**What you are asked to do:**
An exact copy of all the data is required, with pictures left out.

___ Given data

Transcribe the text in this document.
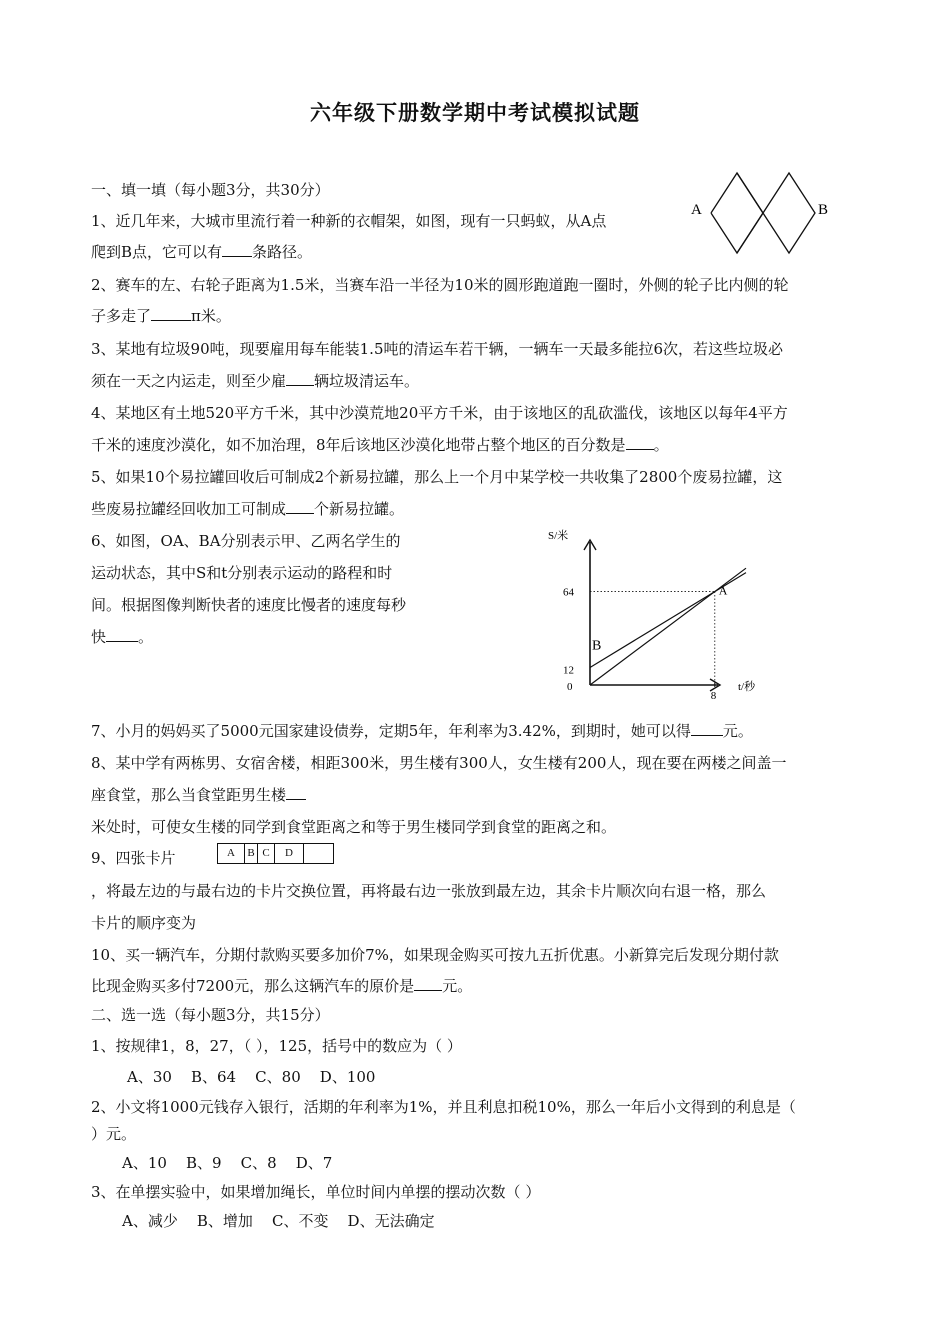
六年级下册数学期中考试模拟试题
一、填一填（每小题3分，共30分）
A	B
1、近几年来，大城市里流行着一种新的衣帽架，如图，现有一只蚂蚁，从A点
爬到B点，它可以有 条路径。
2、赛车的左、右轮子距离为1.5米，当赛车沿一半径为10米的圆形跑道跑一圈时，外侧的轮子比内侧的轮
子多走了	π米。
3、某地有垃圾90吨，现要雇用每车能装1.5吨的清运车若干辆，一辆车一天最多能拉6次，若这些垃圾必
须在一天之内运走，则至少雇 辆垃圾清运车。
4、某地区有土地520平方千米，其中沙漠荒地20平方千米，由于该地区的乱砍滥伐，该地区以每年4平方
千米的速度沙漠化，如不加治理，8年后该地区沙漠化地带占整个地区的百分数是 。
5、如果10个易拉罐回收后可制成2个新易拉罐，那么上一个月中某学校一共收集了2800个废易拉罐，这
些废易拉罐经回收加工可制成 个新易拉罐。
6、如图，OA、BA分别表示甲、乙两名学生的
运动状态，其中S和t分别表示运动的路程和时
间。根据图像判断快者的速度比慢者的速度每秒
快 。
S/米
t/秒
0
64
12
8
A
B
7、小月的妈妈买了5000元国家建设债券，定期5年，年利率为3.42%，到期时，她可以得 元。
8、某中学有两栋男、女宿舍楼，相距300米，男生楼有300人，女生楼有200人，现在要在两楼之间盖一
座食堂，那么当食堂距男生楼
米处时，可使女生楼的同学到食堂距离之和等于男生楼同学到食堂的距离之和。
9、四张卡片	A	B C	D
，将最左边的与最右边的卡片交换位置，再将最右边一张放到最左边，其余卡片顺次向右退一格，那么
卡片的顺序变为
10、买一辆汽车，分期付款购买要多加价7%，如果现金购买可按九五折优惠。小新算完后发现分期付款
比现金购买多付7200元，那么这辆汽车的原价是 元。
二、选一选（每小题3分，共15分）
1、按规律1，8，27，（ ），125，括号中的数应为（ ）
A、30    B、64    C、80    D、100
2、小文将1000元钱存入银行，活期的年利率为1%，并且利息扣税10%，那么一年后小文得到的利息是（
）元。
A、10    B、9    C、8    D、7
3、在单摆实验中，如果增加绳长，单位时间内单摆的摆动次数（ ）
A、减少    B、增加    C、不变    D、无法确定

______

**Response:**
Transcribe the text in this document.
六年级下册数学期中考试模拟试题
一、填一填（每小题3分，共30分）
A	B
1、近几年来，大城市里流行着一种新的衣帽架，如图，现有一只蚂蚁，从A点
爬到B点，它可以有 条路径。
2、赛车的左、右轮子距离为1.5米，当赛车沿一半径为10米的圆形跑道跑一圈时，外侧的轮子比内侧的轮
子多走了	π米。
3、某地有垃圾90吨，现要雇用每车能装1.5吨的清运车若干辆，一辆车一天最多能拉6次，若这些垃圾必
须在一天之内运走，则至少雇 辆垃圾清运车。
4、某地区有土地520平方千米，其中沙漠荒地20平方千米，由于该地区的乱砍滥伐，该地区以每年4平方
千米的速度沙漠化，如不加治理，8年后该地区沙漠化地带占整个地区的百分数是 。
5、如果10个易拉罐回收后可制成2个新易拉罐，那么上一个月中某学校一共收集了2800个废易拉罐，这
些废易拉罐经回收加工可制成 个新易拉罐。
6、如图，OA、BA分别表示甲、乙两名学生的
运动状态，其中S和t分别表示运动的路程和时
间。根据图像判断快者的速度比慢者的速度每秒
快 。
S/米
t/秒
0
64
12
8
A
B
7、小月的妈妈买了5000元国家建设债券，定期5年，年利率为3.42%，到期时，她可以得 元。
8、某中学有两栋男、女宿舍楼，相距300米，男生楼有300人，女生楼有200人，现在要在两楼之间盖一
座食堂，那么当食堂距男生楼
米处时，可使女生楼的同学到食堂距离之和等于男生楼同学到食堂的距离之和。
9、四张卡片	A	B C	D
，将最左边的与最右边的卡片交换位置，再将最右边一张放到最左边，其余卡片顺次向右退一格，那么
卡片的顺序变为
10、买一辆汽车，分期付款购买要多加价7%，如果现金购买可按九五折优惠。小新算完后发现分期付款
比现金购买多付7200元，那么这辆汽车的原价是 元。
二、选一选（每小题3分，共15分）
1、按规律1，8，27，（ ），125，括号中的数应为（ ）
A、30    B、64    C、80    D、100
2、小文将1000元钱存入银行，活期的年利率为1%，并且利息扣税10%，那么一年后小文得到的利息是（
）元。
A、10    B、9    C、8    D、7
3、在单摆实验中，如果增加绳长，单位时间内单摆的摆动次数（ ）
A、减少    B、增加    C、不变    D、无法确定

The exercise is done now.